(Data items)
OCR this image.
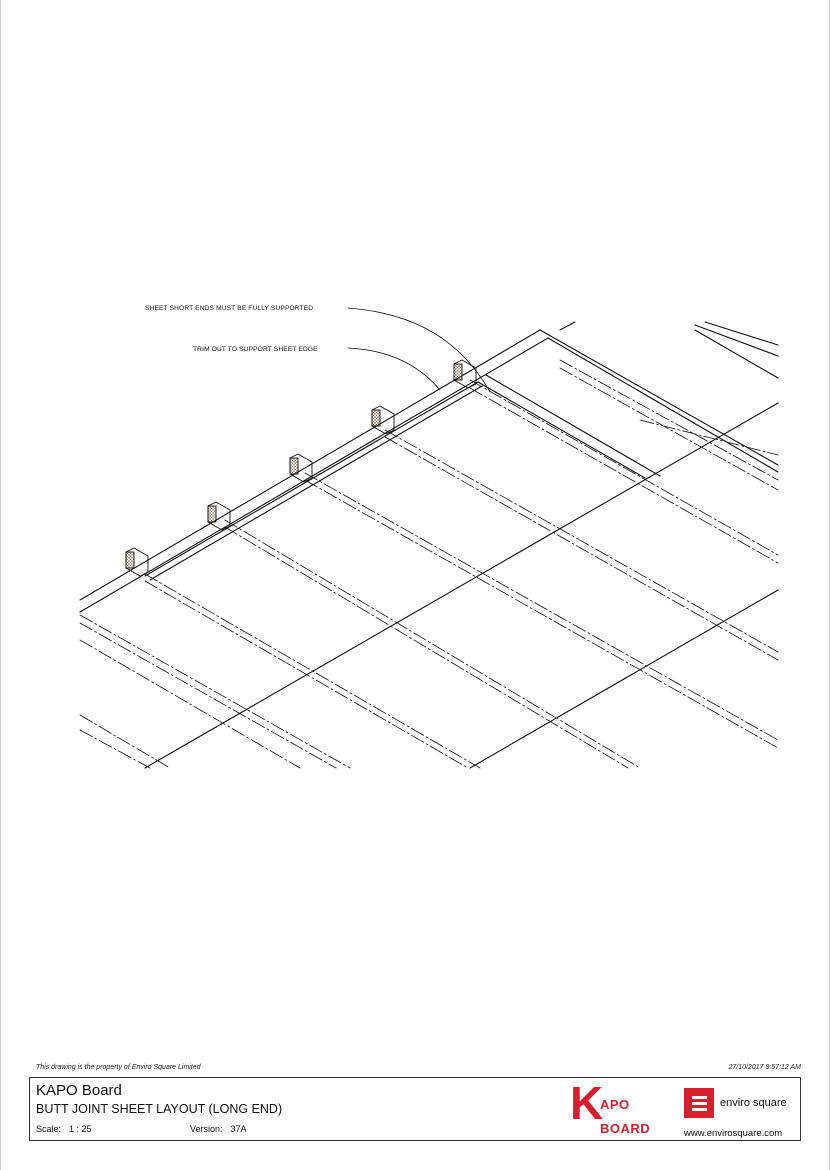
SHEET SHORT ENDS MUST BE FULLY SUPPORTED
TRIM OUT TO SUPPORT SHEET EDGE
This drawing is the property of Enviro Square Limited	27/10/2017 9:57:12 AM
KAPO Board
BUTT JOINT SHEET LAYOUT (LONG END)
Scale: 1 : 25	Version: 37A	K
APO
BOARD
enviro square
www.envirosquare.com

### YOUR TASK:
Transcribe every entry word for word, but omit the pictures.

### CORRECT ANSWER:
OCR this image.
SHEET SHORT ENDS MUST BE FULLY SUPPORTED
TRIM OUT TO SUPPORT SHEET EDGE
This drawing is the property of Enviro Square Limited	27/10/2017 9:57:12 AM
KAPO Board
BUTT JOINT SHEET LAYOUT (LONG END)
Scale: 1 : 25	Version: 37A	K
APO
BOARD
enviro square
www.envirosquare.com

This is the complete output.